··· Supplied material ···
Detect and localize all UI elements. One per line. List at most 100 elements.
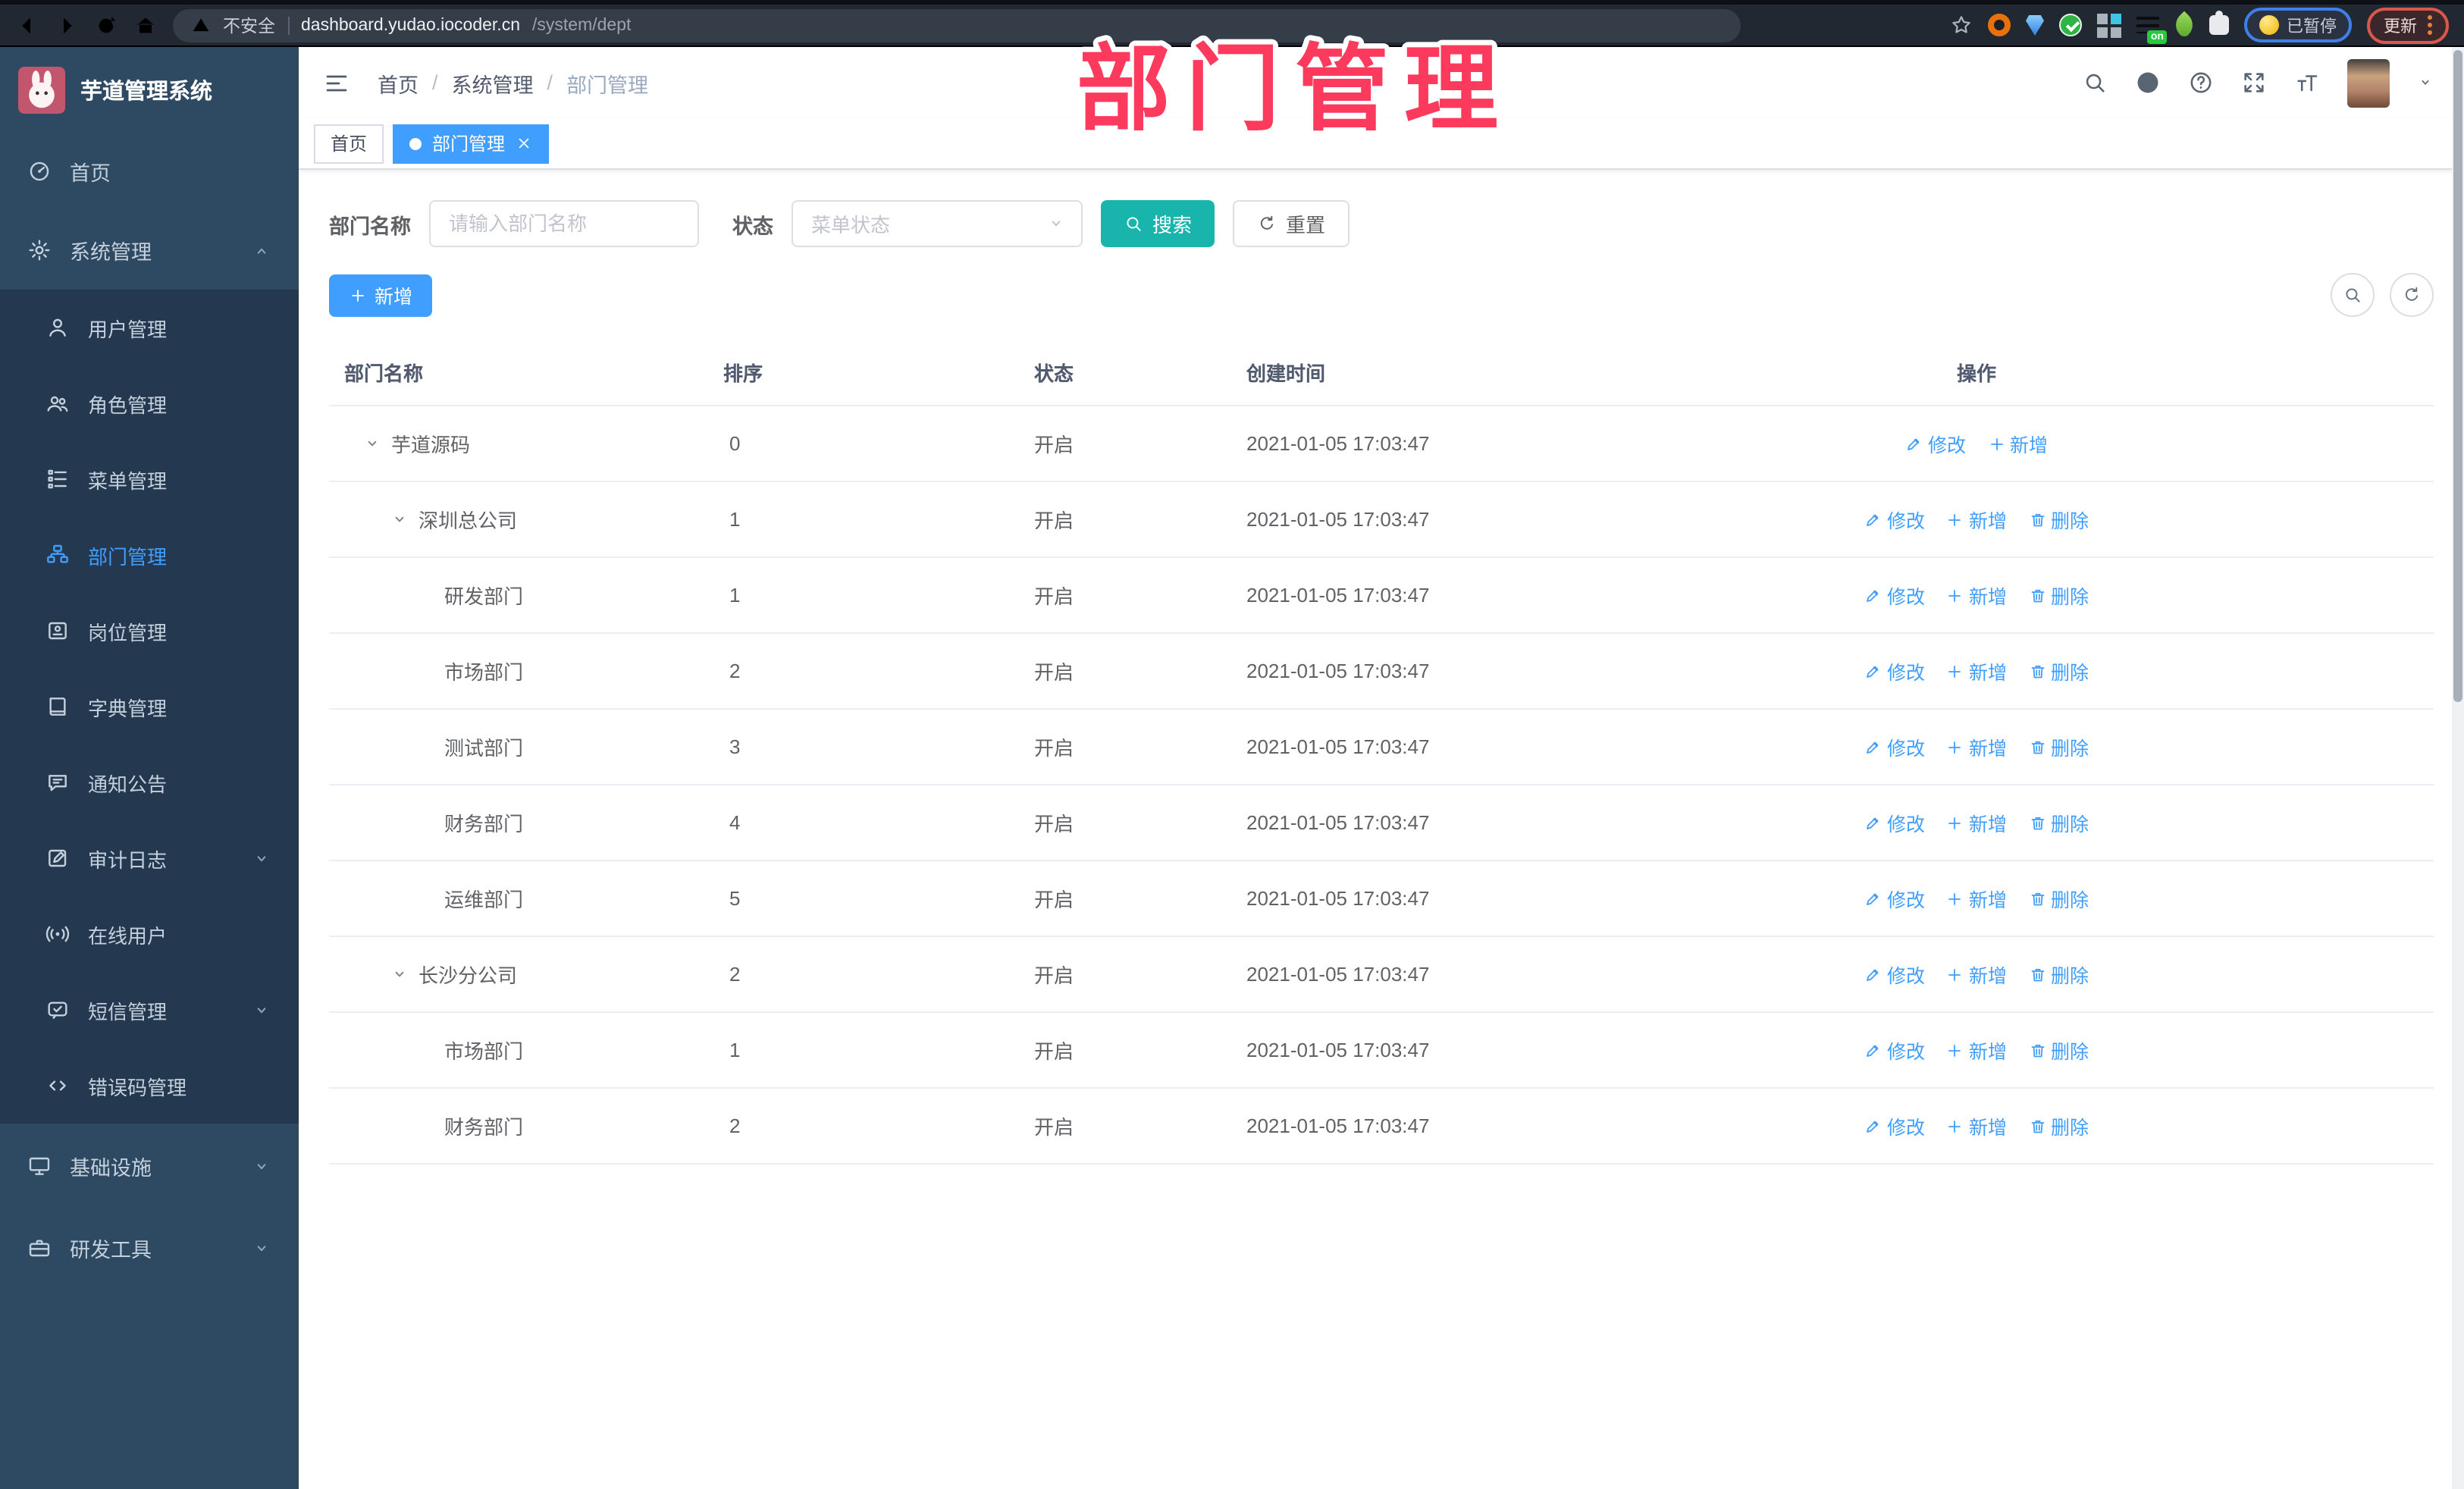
user-menu-caret-icon[interactable] (2417, 74, 2434, 91)
browser-home-icon[interactable] (133, 13, 158, 37)
trash-icon (2028, 738, 2046, 756)
font-size-icon[interactable] (2294, 70, 2320, 96)
dept-name-input[interactable] (429, 200, 699, 247)
extension-green-icon[interactable] (2059, 14, 2082, 36)
help-icon[interactable] (2188, 70, 2214, 96)
sidebar-item-notices[interactable]: 通知公告 (0, 744, 299, 820)
modify-link[interactable]: 修改 (1864, 505, 1925, 534)
tab-dept[interactable]: 部门管理 (393, 124, 550, 163)
active-tab-dot (409, 137, 422, 149)
scrollbar-thumb[interactable] (2453, 50, 2462, 702)
add-link[interactable]: 新增 (1946, 1111, 2007, 1140)
browser-update-button[interactable]: 更新 (2367, 7, 2449, 43)
github-icon[interactable] (2135, 70, 2161, 96)
extension-grid-icon[interactable] (2097, 13, 2108, 24)
add-link[interactable]: 新增 (1987, 429, 2048, 458)
toggle-search-button[interactable] (2331, 273, 2375, 317)
app-logo-row[interactable]: 芋道管理系统 (0, 47, 299, 132)
extension-lines-icon[interactable]: on (2136, 17, 2167, 44)
dept-name: 长沙分公司 (419, 964, 518, 987)
add-link[interactable]: 新增 (1946, 581, 2007, 610)
delete-link[interactable]: 删除 (2028, 808, 2089, 837)
add-link[interactable]: 新增 (1946, 960, 2007, 989)
add-button[interactable]: 新增 (329, 274, 433, 316)
reload-icon[interactable] (94, 13, 118, 37)
expand-caret-icon[interactable] (390, 509, 409, 529)
refresh-table-button[interactable] (2390, 273, 2434, 317)
add-link[interactable]: 新增 (1946, 1036, 2007, 1064)
sidebar-item-dev-tools[interactable]: 研发工具 (0, 1208, 299, 1287)
sidebar-item-sms[interactable]: 短信管理 (0, 972, 299, 1048)
delete-link[interactable]: 删除 (2028, 581, 2089, 610)
extensions-puzzle-icon[interactable] (2209, 11, 2229, 35)
delete-link[interactable]: 删除 (2028, 1036, 2089, 1064)
sidebar-item-menus[interactable]: 菜单管理 (0, 441, 299, 517)
sidebar-item-online[interactable]: 在线用户 (0, 896, 299, 972)
sidebar-item-dicts[interactable]: 字典管理 (0, 669, 299, 744)
reset-button[interactable]: 重置 (1233, 200, 1350, 247)
sidebar-item-depts[interactable]: 部门管理 (0, 517, 299, 593)
modify-link[interactable]: 修改 (1864, 581, 1925, 610)
sidebar-item-home[interactable]: 首页 (0, 132, 299, 211)
search-button[interactable]: 搜索 (1101, 200, 1215, 247)
add-link[interactable]: 新增 (1946, 884, 2007, 913)
modify-link[interactable]: 修改 (1905, 429, 1966, 458)
refresh-icon (2402, 285, 2422, 305)
dept-status: 开启 (1019, 785, 1231, 861)
delete-link[interactable]: 删除 (2028, 884, 2089, 913)
plus-icon (1946, 510, 1964, 528)
delete-link[interactable]: 删除 (2028, 505, 2089, 534)
modify-link[interactable]: 修改 (1864, 1111, 1925, 1140)
extension-gem-icon[interactable] (2026, 14, 2044, 36)
expand-caret-icon[interactable] (390, 964, 409, 984)
modify-link[interactable]: 修改 (1864, 884, 1925, 913)
collapse-menu-icon[interactable] (323, 69, 350, 96)
back-icon[interactable] (15, 13, 39, 37)
delete-link[interactable]: 删除 (2028, 1111, 2089, 1140)
extension-cluster: on 已暂停 更新 (1950, 7, 2449, 44)
extension-ring-icon[interactable] (1988, 14, 2011, 36)
header-search-icon[interactable] (2082, 70, 2108, 96)
add-link[interactable]: 新增 (1946, 505, 2007, 534)
delete-link[interactable]: 删除 (2028, 960, 2089, 989)
breadcrumb-item[interactable]: 系统管理 (452, 67, 534, 98)
modify-link[interactable]: 修改 (1864, 808, 1925, 837)
dept-status: 开启 (1019, 936, 1231, 1013)
extension-sprout-icon[interactable] (2170, 11, 2199, 39)
tools-icon (27, 1236, 52, 1260)
forward-icon[interactable] (55, 13, 79, 37)
add-link[interactable]: 新增 (1946, 657, 2007, 685)
user-avatar[interactable] (2347, 58, 2390, 107)
plus-icon (1946, 813, 1964, 832)
expand-caret-icon[interactable] (362, 434, 382, 453)
bookmark-star-icon[interactable] (1950, 14, 1973, 36)
add-link[interactable]: 新增 (1946, 808, 2007, 837)
sidebar-item-system[interactable]: 系统管理 (0, 211, 299, 290)
sidebar-item-users[interactable]: 用户管理 (0, 290, 299, 365)
add-link[interactable]: 新增 (1946, 732, 2007, 761)
address-bar[interactable]: 不安全 dashboard.yudao.iocoder.cn/system/de… (173, 8, 1741, 42)
modify-link[interactable]: 修改 (1864, 732, 1925, 761)
dept-status: 开启 (1019, 860, 1231, 937)
sidebar-item-audit-logs[interactable]: 审计日志 (0, 820, 299, 896)
fullscreen-icon[interactable] (2241, 70, 2267, 96)
breadcrumb-item[interactable]: 首页 (378, 67, 419, 98)
modify-link[interactable]: 修改 (1864, 960, 1925, 989)
sidebar-item-infra[interactable]: 基础设施 (0, 1124, 299, 1208)
sidebar-item-posts[interactable]: 岗位管理 (0, 593, 299, 669)
tab-home[interactable]: 首页 (314, 124, 384, 163)
dept-sort: 1 (708, 1012, 1019, 1089)
modify-link[interactable]: 修改 (1864, 657, 1925, 685)
header-actions (2082, 58, 2440, 107)
browser-menu-icon[interactable] (2428, 15, 2432, 35)
sidebar-item-roles[interactable]: 角色管理 (0, 365, 299, 441)
delete-link[interactable]: 删除 (2028, 657, 2089, 685)
profile-paused-pill[interactable]: 已暂停 (2244, 8, 2352, 42)
sidebar-item-error-codes[interactable]: 错误码管理 (0, 1048, 299, 1124)
status-select[interactable]: 菜单状态 (792, 200, 1083, 247)
delete-link[interactable]: 删除 (2028, 732, 2089, 761)
modify-link[interactable]: 修改 (1864, 1036, 1925, 1064)
close-tab-icon[interactable] (516, 135, 532, 152)
dept-sort: 4 (708, 785, 1019, 861)
scrollbar-track[interactable] (2452, 47, 2464, 1489)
···
**What the task asks:**
Duplicate every line of the listing above without any changes, leaving out the pictures.

**Task answer:**
Detect and localize all UI elements. One per line. List at most 100 elements.
user-menu-caret-icon[interactable] (2417, 74, 2434, 91)
browser-home-icon[interactable] (133, 13, 158, 37)
trash-icon (2028, 738, 2046, 756)
font-size-icon[interactable] (2294, 70, 2320, 96)
dept-name-input[interactable] (429, 200, 699, 247)
extension-green-icon[interactable] (2059, 14, 2082, 36)
help-icon[interactable] (2188, 70, 2214, 96)
sidebar-item-notices[interactable]: 通知公告 (0, 744, 299, 820)
modify-link[interactable]: 修改 (1864, 505, 1925, 534)
tab-dept[interactable]: 部门管理 (393, 124, 550, 163)
active-tab-dot (409, 137, 422, 149)
scrollbar-thumb[interactable] (2453, 50, 2462, 702)
add-link[interactable]: 新增 (1946, 1111, 2007, 1140)
browser-update-button[interactable]: 更新 (2367, 7, 2449, 43)
github-icon[interactable] (2135, 70, 2161, 96)
extension-grid-icon[interactable] (2097, 13, 2108, 24)
add-link[interactable]: 新增 (1987, 429, 2048, 458)
toggle-search-button[interactable] (2331, 273, 2375, 317)
app-logo-row[interactable]: 芋道管理系统 (0, 47, 299, 132)
extension-lines-icon[interactable]: on (2136, 17, 2167, 44)
dept-name: 长沙分公司 (419, 964, 518, 987)
add-link[interactable]: 新增 (1946, 581, 2007, 610)
delete-link[interactable]: 删除 (2028, 808, 2089, 837)
add-link[interactable]: 新增 (1946, 960, 2007, 989)
add-button[interactable]: 新增 (329, 274, 433, 316)
reload-icon[interactable] (94, 13, 118, 37)
expand-caret-icon[interactable] (390, 509, 409, 529)
refresh-table-button[interactable] (2390, 273, 2434, 317)
add-link[interactable]: 新增 (1946, 1036, 2007, 1064)
sidebar-item-dev-tools[interactable]: 研发工具 (0, 1208, 299, 1287)
sidebar-item-sms[interactable]: 短信管理 (0, 972, 299, 1048)
delete-link[interactable]: 删除 (2028, 581, 2089, 610)
extensions-puzzle-icon[interactable] (2209, 11, 2229, 35)
delete-link[interactable]: 删除 (2028, 1036, 2089, 1064)
sidebar-item-menus[interactable]: 菜单管理 (0, 441, 299, 517)
sidebar-item-online[interactable]: 在线用户 (0, 896, 299, 972)
sidebar-item-dicts[interactable]: 字典管理 (0, 669, 299, 744)
reset-button[interactable]: 重置 (1233, 200, 1350, 247)
sidebar-item-depts[interactable]: 部门管理 (0, 517, 299, 593)
modify-link[interactable]: 修改 (1864, 581, 1925, 610)
sidebar-item-home[interactable]: 首页 (0, 132, 299, 211)
search-button[interactable]: 搜索 (1101, 200, 1215, 247)
add-link[interactable]: 新增 (1946, 884, 2007, 913)
modify-link[interactable]: 修改 (1905, 429, 1966, 458)
refresh-icon (2402, 285, 2422, 305)
dept-status: 开启 (1019, 785, 1231, 861)
delete-link[interactable]: 删除 (2028, 884, 2089, 913)
plus-icon (1946, 510, 1964, 528)
delete-link[interactable]: 删除 (2028, 505, 2089, 534)
modify-link[interactable]: 修改 (1864, 1111, 1925, 1140)
extension-gem-icon[interactable] (2026, 14, 2044, 36)
expand-caret-icon[interactable] (390, 964, 409, 984)
modify-link[interactable]: 修改 (1864, 884, 1925, 913)
collapse-menu-icon[interactable] (323, 69, 350, 96)
back-icon[interactable] (15, 13, 39, 37)
delete-link[interactable]: 删除 (2028, 1111, 2089, 1140)
extension-cluster: on 已暂停 更新 (1950, 7, 2449, 44)
extension-ring-icon[interactable] (1988, 14, 2011, 36)
header-search-icon[interactable] (2082, 70, 2108, 96)
add-link[interactable]: 新增 (1946, 505, 2007, 534)
delete-link[interactable]: 删除 (2028, 960, 2089, 989)
breadcrumb-item[interactable]: 系统管理 (452, 67, 534, 98)
modify-link[interactable]: 修改 (1864, 808, 1925, 837)
dept-status: 开启 (1019, 936, 1231, 1013)
extension-sprout-icon[interactable] (2170, 11, 2199, 39)
tools-icon (27, 1236, 52, 1260)
forward-icon[interactable] (55, 13, 79, 37)
add-link[interactable]: 新增 (1946, 657, 2007, 685)
user-avatar[interactable] (2347, 58, 2390, 107)
plus-icon (1946, 813, 1964, 832)
expand-caret-icon[interactable] (362, 434, 382, 453)
bookmark-star-icon[interactable] (1950, 14, 1973, 36)
add-link[interactable]: 新增 (1946, 808, 2007, 837)
sidebar-item-system[interactable]: 系统管理 (0, 211, 299, 290)
sidebar-item-users[interactable]: 用户管理 (0, 290, 299, 365)
add-link[interactable]: 新增 (1946, 732, 2007, 761)
address-bar[interactable]: 不安全 dashboard.yudao.iocoder.cn/system/de… (173, 8, 1741, 42)
modify-link[interactable]: 修改 (1864, 732, 1925, 761)
dept-status: 开启 (1019, 860, 1231, 937)
sidebar-item-audit-logs[interactable]: 审计日志 (0, 820, 299, 896)
fullscreen-icon[interactable] (2241, 70, 2267, 96)
breadcrumb-item[interactable]: 首页 (378, 67, 419, 98)
modify-link[interactable]: 修改 (1864, 960, 1925, 989)
sidebar-item-infra[interactable]: 基础设施 (0, 1124, 299, 1208)
sidebar-item-posts[interactable]: 岗位管理 (0, 593, 299, 669)
tab-home[interactable]: 首页 (314, 124, 384, 163)
dept-sort: 1 (708, 1012, 1019, 1089)
modify-link[interactable]: 修改 (1864, 657, 1925, 685)
header-actions (2082, 58, 2440, 107)
browser-menu-icon[interactable] (2428, 15, 2432, 35)
sidebar-item-roles[interactable]: 角色管理 (0, 365, 299, 441)
delete-link[interactable]: 删除 (2028, 657, 2089, 685)
profile-paused-pill[interactable]: 已暂停 (2244, 8, 2352, 42)
sidebar-item-error-codes[interactable]: 错误码管理 (0, 1048, 299, 1124)
status-select[interactable]: 菜单状态 (792, 200, 1083, 247)
delete-link[interactable]: 删除 (2028, 732, 2089, 761)
modify-link[interactable]: 修改 (1864, 1036, 1925, 1064)
close-tab-icon[interactable] (516, 135, 532, 152)
dept-sort: 4 (708, 785, 1019, 861)
scrollbar-track[interactable] (2452, 47, 2464, 1489)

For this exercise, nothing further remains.